*Goal 1*.
Return the lines of the records unchanged, beginning at the line that contains "video-player[interactable]: 0:26 —" and stopping after the line that contains "views-stat[interactable]: 15 —".

*Quoted text*.
+ + +
# Help! Aggression with other dogs?



## kenzandel (Feb 28, 2017)

Hello! I'm new, so please bear with me!

Our female GSD, Ellie, is absolutely fantastic. She is sweet, playful, intelligent (sometimes eerily so), and an incredibly fast learner. She just turned 1, so she's still a bit of a land shark, but we're working on that! Ellie absolutely adores people- she is very friendly and loves meeting new human friends. However, every one of her fantastic qualities goes completely out the window when there are other dogs around. She barks uncontrollably (high-pitched and ear-splitting), the hair stands up on her back, she bares her teeth every so often, and all sense of listening is totally abandoned. I've never seen her snap or lunge at another dog, but her behavior is still completely unacceptable to me.

We are currently working with a trainer, although it's more to give her a "job" and more challenging mental exercise than anything else. We train with a prong collar- we have tried other methods, but this is the one that works best for us. Our training sessions are private, so the only other dogs present are the three that belong to our trainer (Malinois, Golden Retriever, and Yorkie). The two larger dogs are both about Ellie's age, and while she used to bark and act that way around them, we have corrected that behavior by using her prong collar to make sure that she is focusing on me, rather than on them. She now ignores them almost completely when we are there.
+ + +
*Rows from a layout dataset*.
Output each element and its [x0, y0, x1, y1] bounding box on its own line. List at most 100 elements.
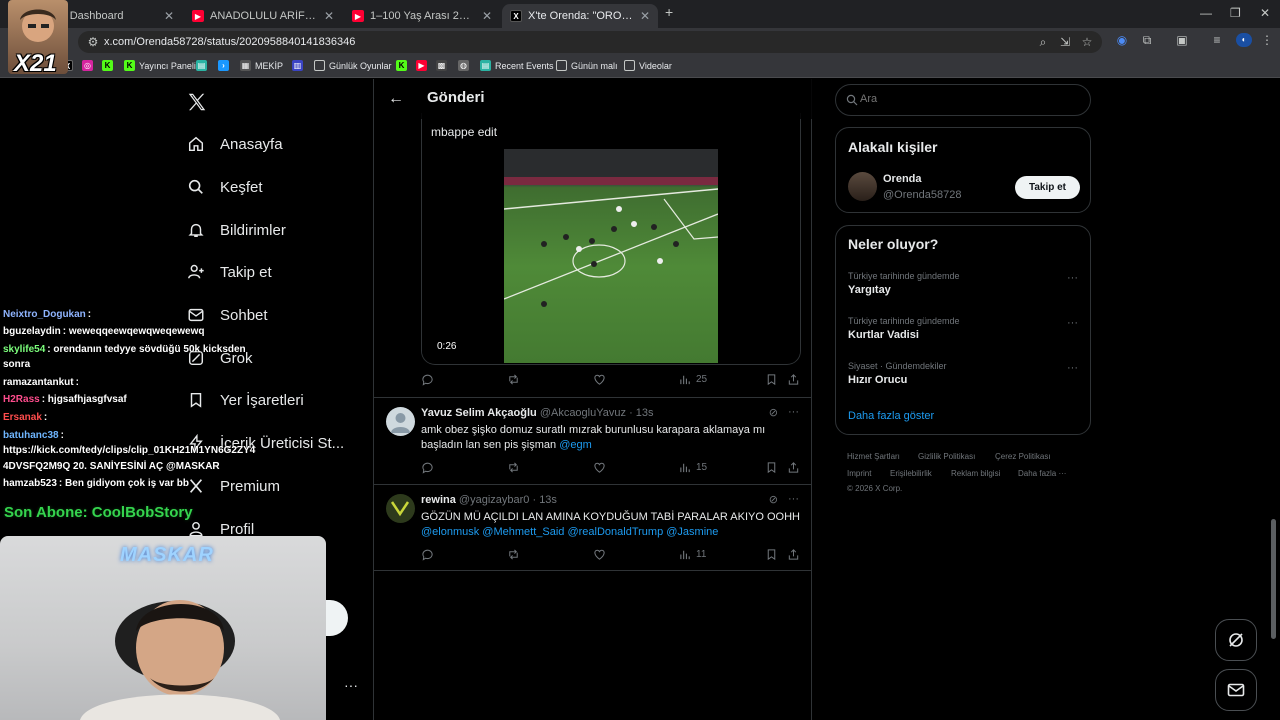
video-player[interactable]: 0:26 — [422, 149, 800, 363]
footer-link[interactable]: Daha fazla ··· — [1018, 469, 1066, 478]
trend-name[interactable]: Kurtlar Vadisi — [848, 329, 919, 341]
menu-icon[interactable]: ⋮ — [1260, 33, 1274, 47]
nav-premium[interactable]: Premium — [186, 476, 280, 496]
footer-link[interactable]: Reklam bilgisi — [951, 469, 1000, 478]
nav-explore[interactable]: Keşfet — [186, 177, 263, 197]
trend-name[interactable]: Hızır Orucu — [848, 374, 907, 386]
reply-author-handle[interactable]: @yagizaybar0 — [459, 494, 529, 506]
bookmark-yayinci-paneli[interactable]: K Yayıncı Paneli — [124, 60, 196, 71]
more-icon[interactable]: ··· — [788, 493, 799, 506]
footer-link[interactable]: Hizmet Şartları — [847, 452, 900, 461]
reply-icon[interactable] — [421, 461, 434, 474]
repost-icon[interactable] — [507, 548, 520, 561]
repost-icon[interactable] — [507, 461, 520, 474]
search-input[interactable] — [860, 93, 1060, 105]
views-stat[interactable]: 15 — [679, 461, 707, 474]
repost-icon[interactable] — [507, 373, 520, 386]
nav-notifications[interactable]: Bildirimler — [186, 220, 286, 240]
mention-link[interactable]: @egm — [559, 439, 592, 451]
nav-home[interactable]: Anasayfa — [186, 134, 283, 154]
reply-author-name[interactable]: rewina — [421, 494, 456, 506]
account-more-icon[interactable]: ··· — [344, 677, 358, 693]
avatar[interactable] — [848, 172, 877, 201]
share-icon[interactable] — [787, 548, 800, 561]
footer-link[interactable]: Erişilebilirlik — [890, 469, 932, 478]
mention-links[interactable]: @elonmusk @Mehmett_Said @realDonaldTrump… — [421, 525, 801, 540]
reply-post[interactable]: rewina @yagizaybar0 · 13s ⊘ ··· GÖZÜN MÜ… — [374, 484, 811, 571]
more-icon[interactable]: ··· — [788, 406, 799, 419]
bookmark-prime-icon[interactable]: › — [218, 60, 229, 71]
follow-button[interactable]: Takip et — [1015, 176, 1080, 199]
restore-icon[interactable]: ❐ — [1230, 6, 1241, 20]
extension-icon[interactable]: ◉ — [1115, 33, 1129, 47]
like-icon[interactable] — [593, 461, 606, 474]
views-stat[interactable]: 11 — [679, 548, 706, 561]
zoom-icon[interactable]: ⌕ — [1036, 35, 1050, 49]
more-icon[interactable]: ··· — [1067, 362, 1078, 374]
bookmark-gunun-mali[interactable]: Günün malı — [556, 60, 618, 71]
back-arrow-icon[interactable]: ← — [388, 90, 404, 108]
grok-fab[interactable] — [1215, 619, 1257, 661]
close-icon[interactable]: ✕ — [640, 9, 650, 23]
bookmark-instagram-icon[interactable]: ◎ — [82, 60, 93, 71]
footer-link[interactable]: Gizlilik Politikası — [918, 452, 975, 461]
site-info-icon[interactable]: ⚙ — [86, 35, 100, 49]
x-logo-icon[interactable] — [186, 91, 208, 113]
close-icon[interactable]: ✕ — [164, 9, 174, 23]
reply-time[interactable]: · 13s — [532, 494, 556, 506]
reply-post[interactable]: Yavuz Selim Akçaoğlu @AkcaogluYavuz · 13… — [374, 397, 811, 484]
browser-tab[interactable]: ▶ ANADOLULU ARİF | Madara Ol ✕ — [184, 4, 342, 28]
bookmark-youtube-icon[interactable]: ▶ — [416, 60, 427, 71]
avatar[interactable] — [386, 407, 415, 436]
footer-link[interactable]: Çerez Politikası — [995, 452, 1051, 461]
more-icon[interactable]: ··· — [1067, 317, 1078, 329]
trend-name[interactable]: Yargıtay — [848, 284, 891, 296]
bookmark-app-icon[interactable]: ◍ — [458, 60, 469, 71]
profile-avatar-icon[interactable]: ◐ — [1236, 33, 1252, 47]
media-icon[interactable]: ≡ — [1210, 33, 1224, 47]
reply-time[interactable]: · 13s — [629, 407, 653, 419]
nav-messages[interactable]: Sohbet — [186, 305, 268, 325]
grok-icon[interactable]: ⊘ — [769, 406, 778, 419]
messages-fab[interactable] — [1215, 669, 1257, 711]
like-icon[interactable] — [593, 373, 606, 386]
search-bar[interactable] — [835, 84, 1091, 116]
bookmark-videolar[interactable]: Videolar — [624, 60, 672, 71]
bookmark-app-icon[interactable]: ▥ — [292, 60, 303, 71]
reply-icon[interactable] — [421, 548, 434, 561]
extensions-puzzle-icon[interactable]: ⧉ — [1140, 33, 1154, 47]
star-icon[interactable]: ☆ — [1080, 35, 1094, 49]
grok-icon[interactable]: ⊘ — [769, 493, 778, 506]
scrollbar[interactable] — [1271, 519, 1276, 639]
reply-author-name[interactable]: Yavuz Selim Akçaoğlu — [421, 407, 537, 419]
views-stat[interactable]: 25 — [679, 373, 707, 386]
related-name[interactable]: Orenda — [883, 173, 922, 185]
nav-bookmarks[interactable]: Yer İşaretleri — [186, 390, 304, 410]
sidebar-icon[interactable]: ▣ — [1175, 33, 1189, 47]
new-tab-button[interactable]: + — [665, 4, 673, 20]
reply-author-handle[interactable]: @AkcaogluYavuz — [540, 407, 626, 419]
bookmark-mekip[interactable]: ▦ MEKİP — [240, 60, 283, 71]
show-more-link[interactable]: Daha fazla göster — [848, 410, 934, 422]
bookmark-app-icon[interactable]: ▤ — [196, 60, 207, 71]
like-icon[interactable] — [593, 548, 606, 561]
bookmark-kick-icon[interactable]: K — [396, 60, 407, 71]
bookmark-game-icon[interactable]: ▩ — [436, 60, 447, 71]
reply-icon[interactable] — [421, 373, 434, 386]
avatar[interactable] — [386, 494, 415, 523]
window-close-icon[interactable]: ✕ — [1260, 6, 1270, 20]
more-icon[interactable]: ··· — [1067, 272, 1078, 284]
close-icon[interactable]: ✕ — [324, 9, 334, 23]
share-icon[interactable] — [787, 373, 800, 386]
share-icon[interactable] — [787, 461, 800, 474]
minimize-icon[interactable]: — — [1200, 6, 1212, 20]
bookmark-icon[interactable] — [765, 373, 778, 386]
bookmark-recent-events[interactable]: ▤ Recent Events — [480, 60, 554, 71]
quoted-post[interactable]: mbappe edit 0:26 — [421, 113, 801, 365]
nav-follow[interactable]: Takip et — [186, 262, 272, 282]
bookmark-gunluk-oyunlar[interactable]: Günlük Oyunlar — [314, 60, 392, 71]
install-icon[interactable]: ⇲ — [1058, 35, 1072, 49]
bookmark-icon[interactable] — [765, 548, 778, 561]
browser-tab-active[interactable]: X X'te Orenda: "OROSPU COCUĞ ✕ — [502, 4, 658, 28]
url-text[interactable]: x.com/Orenda58728/status/202095884014183… — [104, 36, 355, 48]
+ + +
*Goal 2*.
Retype the forum post about a young dog's aggression toward other dogs word for word, beginning at the words "## kenzandel (Feb" and stopping after "unacceptable to me.".

*Exercise answer 1*.
video-player[interactable]: 0:26 — [422, 149, 800, 363]
footer-link[interactable]: Daha fazla ··· — [1018, 469, 1066, 478]
trend-name[interactable]: Kurtlar Vadisi — [848, 329, 919, 341]
menu-icon[interactable]: ⋮ — [1260, 33, 1274, 47]
nav-premium[interactable]: Premium — [186, 476, 280, 496]
footer-link[interactable]: Reklam bilgisi — [951, 469, 1000, 478]
nav-explore[interactable]: Keşfet — [186, 177, 263, 197]
trend-name[interactable]: Hızır Orucu — [848, 374, 907, 386]
reply-author-handle[interactable]: @yagizaybar0 — [459, 494, 529, 506]
bookmark-yayinci-paneli[interactable]: K Yayıncı Paneli — [124, 60, 196, 71]
more-icon[interactable]: ··· — [788, 493, 799, 506]
footer-link[interactable]: Hizmet Şartları — [847, 452, 900, 461]
reply-icon[interactable] — [421, 461, 434, 474]
repost-icon[interactable] — [507, 548, 520, 561]
repost-icon[interactable] — [507, 461, 520, 474]
search-input[interactable] — [860, 93, 1060, 105]
views-stat[interactable]: 15 — [679, 461, 707, 474]

*Exercise answer 2*.
## kenzandel (Feb 28, 2017)

Hello! I'm new, so please bear with me!

Our female GSD, Ellie, is absolutely fantastic. She is sweet, playful, intelligent (sometimes eerily so), and an incredibly fast learner. She just turned 1, so she's still a bit of a land shark, but we're working on that! Ellie absolutely adores people- she is very friendly and loves meeting new human friends. However, every one of her fantastic qualities goes completely out the window when there are other dogs around. She barks uncontrollably (high-pitched and ear-splitting), the hair stands up on her back, she bares her teeth every so often, and all sense of listening is totally abandoned. I've never seen her snap or lunge at another dog, but her behavior is still completely unacceptable to me.